### TASK STATEMENT
Find the word "Бѣлозерской" in the data. Return every line where it appears.
··· MATERIAL FOR THIS TASK
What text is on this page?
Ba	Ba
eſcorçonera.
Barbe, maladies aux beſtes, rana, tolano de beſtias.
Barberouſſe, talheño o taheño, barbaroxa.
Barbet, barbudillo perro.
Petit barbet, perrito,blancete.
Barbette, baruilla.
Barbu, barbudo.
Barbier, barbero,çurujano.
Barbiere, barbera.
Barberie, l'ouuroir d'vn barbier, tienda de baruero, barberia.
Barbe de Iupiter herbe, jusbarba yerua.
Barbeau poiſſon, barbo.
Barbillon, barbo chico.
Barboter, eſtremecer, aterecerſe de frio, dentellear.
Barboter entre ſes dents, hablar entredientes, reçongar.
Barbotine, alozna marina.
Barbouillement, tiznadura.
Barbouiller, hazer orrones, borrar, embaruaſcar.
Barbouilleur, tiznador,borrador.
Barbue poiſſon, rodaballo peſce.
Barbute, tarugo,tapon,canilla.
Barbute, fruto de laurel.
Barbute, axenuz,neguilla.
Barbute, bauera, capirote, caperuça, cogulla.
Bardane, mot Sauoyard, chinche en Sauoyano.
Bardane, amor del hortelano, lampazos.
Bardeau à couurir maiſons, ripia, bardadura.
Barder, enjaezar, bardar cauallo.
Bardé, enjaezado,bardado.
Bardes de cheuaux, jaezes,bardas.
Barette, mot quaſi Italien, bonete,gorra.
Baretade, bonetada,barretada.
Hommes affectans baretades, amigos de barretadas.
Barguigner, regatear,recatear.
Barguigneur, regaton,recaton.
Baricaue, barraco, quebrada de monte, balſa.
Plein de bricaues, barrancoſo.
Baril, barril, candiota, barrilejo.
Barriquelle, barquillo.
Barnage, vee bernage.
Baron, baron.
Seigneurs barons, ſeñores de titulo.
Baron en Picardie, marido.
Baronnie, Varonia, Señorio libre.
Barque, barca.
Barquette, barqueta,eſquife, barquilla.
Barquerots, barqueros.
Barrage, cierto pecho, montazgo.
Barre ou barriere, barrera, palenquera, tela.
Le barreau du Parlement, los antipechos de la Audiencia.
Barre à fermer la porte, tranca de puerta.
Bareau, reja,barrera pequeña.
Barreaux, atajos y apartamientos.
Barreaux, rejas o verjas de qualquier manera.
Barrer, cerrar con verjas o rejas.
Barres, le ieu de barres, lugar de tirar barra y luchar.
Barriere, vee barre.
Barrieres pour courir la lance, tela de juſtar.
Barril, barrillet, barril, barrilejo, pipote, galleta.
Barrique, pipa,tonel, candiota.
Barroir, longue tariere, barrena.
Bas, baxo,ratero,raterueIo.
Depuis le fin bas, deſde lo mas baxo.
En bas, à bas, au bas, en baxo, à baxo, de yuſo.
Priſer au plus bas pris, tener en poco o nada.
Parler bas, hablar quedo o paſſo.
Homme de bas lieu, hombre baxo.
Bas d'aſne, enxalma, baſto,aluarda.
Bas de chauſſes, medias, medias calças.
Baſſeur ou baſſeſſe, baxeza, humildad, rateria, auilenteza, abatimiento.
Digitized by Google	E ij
······
··· MATERIAL FOR THIS TASK
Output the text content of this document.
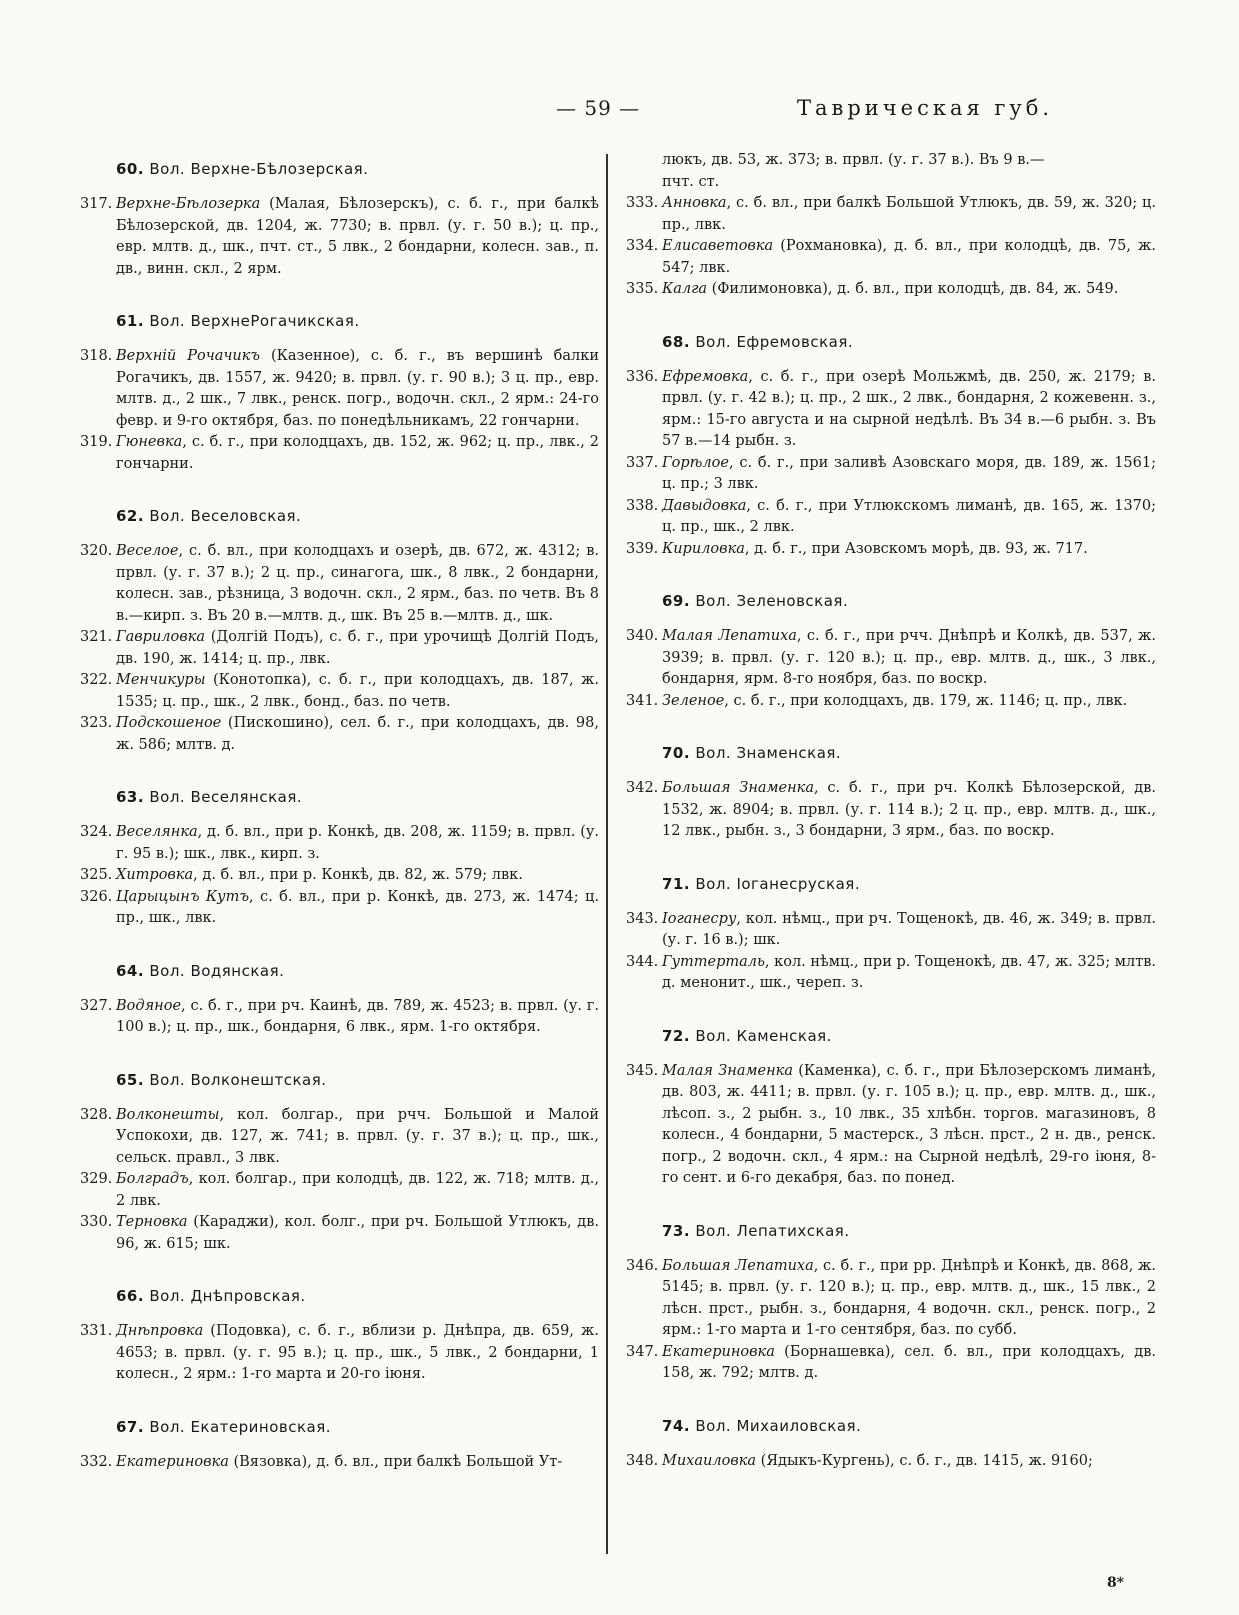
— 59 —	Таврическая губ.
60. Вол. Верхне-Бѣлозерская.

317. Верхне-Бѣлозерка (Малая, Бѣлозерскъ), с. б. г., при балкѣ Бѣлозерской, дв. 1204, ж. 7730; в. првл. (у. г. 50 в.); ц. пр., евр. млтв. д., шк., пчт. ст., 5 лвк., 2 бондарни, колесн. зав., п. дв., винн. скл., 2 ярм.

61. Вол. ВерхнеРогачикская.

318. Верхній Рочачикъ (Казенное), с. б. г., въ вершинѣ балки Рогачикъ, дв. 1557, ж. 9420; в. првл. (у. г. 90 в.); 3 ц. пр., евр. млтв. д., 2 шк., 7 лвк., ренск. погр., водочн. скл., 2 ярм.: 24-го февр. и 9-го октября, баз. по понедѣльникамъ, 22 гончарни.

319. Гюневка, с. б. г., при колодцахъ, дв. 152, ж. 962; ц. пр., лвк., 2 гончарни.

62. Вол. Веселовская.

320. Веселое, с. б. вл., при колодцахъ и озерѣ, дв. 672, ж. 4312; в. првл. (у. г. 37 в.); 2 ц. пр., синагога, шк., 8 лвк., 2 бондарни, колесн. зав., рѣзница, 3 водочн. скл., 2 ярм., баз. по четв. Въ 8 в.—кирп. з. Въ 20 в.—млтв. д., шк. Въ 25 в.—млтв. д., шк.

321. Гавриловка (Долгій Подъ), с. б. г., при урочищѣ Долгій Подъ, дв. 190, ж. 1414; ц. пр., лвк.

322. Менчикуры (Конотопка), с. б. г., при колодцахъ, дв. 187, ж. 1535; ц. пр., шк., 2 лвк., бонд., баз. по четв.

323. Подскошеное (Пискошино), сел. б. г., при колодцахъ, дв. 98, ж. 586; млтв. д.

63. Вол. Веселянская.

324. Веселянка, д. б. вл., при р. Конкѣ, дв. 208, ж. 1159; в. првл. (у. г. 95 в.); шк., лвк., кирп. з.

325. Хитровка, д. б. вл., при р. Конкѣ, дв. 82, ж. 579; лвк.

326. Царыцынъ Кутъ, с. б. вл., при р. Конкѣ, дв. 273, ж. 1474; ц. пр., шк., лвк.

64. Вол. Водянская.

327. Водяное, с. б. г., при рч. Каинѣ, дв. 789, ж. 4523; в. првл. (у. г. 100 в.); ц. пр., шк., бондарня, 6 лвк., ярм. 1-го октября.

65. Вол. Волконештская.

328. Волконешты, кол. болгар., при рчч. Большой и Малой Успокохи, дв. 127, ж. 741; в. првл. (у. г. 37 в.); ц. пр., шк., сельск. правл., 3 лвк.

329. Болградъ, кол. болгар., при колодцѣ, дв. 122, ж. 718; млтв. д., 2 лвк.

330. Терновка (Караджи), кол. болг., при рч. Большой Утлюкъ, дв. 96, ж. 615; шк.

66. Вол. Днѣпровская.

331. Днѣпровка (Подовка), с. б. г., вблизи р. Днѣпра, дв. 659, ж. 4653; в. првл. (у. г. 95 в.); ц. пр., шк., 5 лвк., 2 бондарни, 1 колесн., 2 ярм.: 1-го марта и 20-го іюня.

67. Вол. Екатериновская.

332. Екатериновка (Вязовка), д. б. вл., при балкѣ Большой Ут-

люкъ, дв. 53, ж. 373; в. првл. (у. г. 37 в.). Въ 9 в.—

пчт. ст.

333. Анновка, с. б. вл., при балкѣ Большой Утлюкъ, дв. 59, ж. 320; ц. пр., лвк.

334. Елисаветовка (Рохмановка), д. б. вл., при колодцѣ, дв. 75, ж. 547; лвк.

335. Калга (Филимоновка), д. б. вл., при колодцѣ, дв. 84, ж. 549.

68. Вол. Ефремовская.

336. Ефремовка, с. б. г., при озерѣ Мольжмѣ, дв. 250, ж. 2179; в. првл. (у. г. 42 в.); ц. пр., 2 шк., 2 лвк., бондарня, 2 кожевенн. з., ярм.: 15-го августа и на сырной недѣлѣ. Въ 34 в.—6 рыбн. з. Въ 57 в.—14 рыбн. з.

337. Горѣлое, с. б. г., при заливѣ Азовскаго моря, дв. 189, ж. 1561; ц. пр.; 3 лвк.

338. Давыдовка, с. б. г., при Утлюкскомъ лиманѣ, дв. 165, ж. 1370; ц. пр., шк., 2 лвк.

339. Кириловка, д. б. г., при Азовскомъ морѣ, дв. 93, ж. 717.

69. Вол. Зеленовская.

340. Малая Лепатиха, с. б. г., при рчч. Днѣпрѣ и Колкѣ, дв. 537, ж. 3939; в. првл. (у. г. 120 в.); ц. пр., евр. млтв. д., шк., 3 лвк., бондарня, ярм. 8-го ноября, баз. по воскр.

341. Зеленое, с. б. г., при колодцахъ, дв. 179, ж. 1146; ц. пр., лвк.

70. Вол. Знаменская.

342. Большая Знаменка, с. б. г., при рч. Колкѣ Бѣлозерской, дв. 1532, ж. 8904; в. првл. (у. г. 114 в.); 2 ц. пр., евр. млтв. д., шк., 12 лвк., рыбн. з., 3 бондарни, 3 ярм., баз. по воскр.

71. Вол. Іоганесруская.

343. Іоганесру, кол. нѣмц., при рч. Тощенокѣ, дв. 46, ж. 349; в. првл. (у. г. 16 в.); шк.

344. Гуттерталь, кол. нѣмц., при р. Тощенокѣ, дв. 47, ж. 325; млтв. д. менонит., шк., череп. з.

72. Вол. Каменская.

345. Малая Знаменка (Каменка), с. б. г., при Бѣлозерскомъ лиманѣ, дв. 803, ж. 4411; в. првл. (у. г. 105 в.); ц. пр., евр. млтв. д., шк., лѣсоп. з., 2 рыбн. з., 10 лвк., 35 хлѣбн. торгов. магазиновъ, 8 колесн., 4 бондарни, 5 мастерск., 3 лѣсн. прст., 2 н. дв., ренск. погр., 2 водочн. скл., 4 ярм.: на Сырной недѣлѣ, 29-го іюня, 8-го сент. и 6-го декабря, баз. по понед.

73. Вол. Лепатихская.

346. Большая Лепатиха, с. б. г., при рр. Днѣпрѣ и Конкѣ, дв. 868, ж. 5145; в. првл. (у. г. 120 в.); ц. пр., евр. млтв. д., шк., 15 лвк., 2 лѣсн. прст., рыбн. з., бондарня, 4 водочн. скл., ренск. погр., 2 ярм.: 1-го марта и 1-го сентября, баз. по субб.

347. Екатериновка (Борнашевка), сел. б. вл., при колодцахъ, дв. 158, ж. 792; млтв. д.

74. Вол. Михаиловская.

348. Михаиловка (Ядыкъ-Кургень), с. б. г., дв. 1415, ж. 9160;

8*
······
### RESULT OF THE EXERCISE
317. Верхне-Бѣлозерка (Малая, Бѣлозерскъ), с. б. г., при балкѣ Бѣлозерской, дв. 1204, ж. 7730; в. првл. (у. г. 50 в.); ц. пр., евр. млтв. д., шк., пчт. ст., 5 лвк., 2 бондарни, колесн. зав., п. дв., винн. скл., 2 ярм.
342. Большая Знаменка, с. б. г., при рч. Колкѣ Бѣлозерской, дв. 1532, ж. 8904; в. првл. (у. г. 114 в.); 2 ц. пр., евр. млтв. д., шк., 12 лвк., рыбн. з., 3 бондарни, 3 ярм., баз. по воскр.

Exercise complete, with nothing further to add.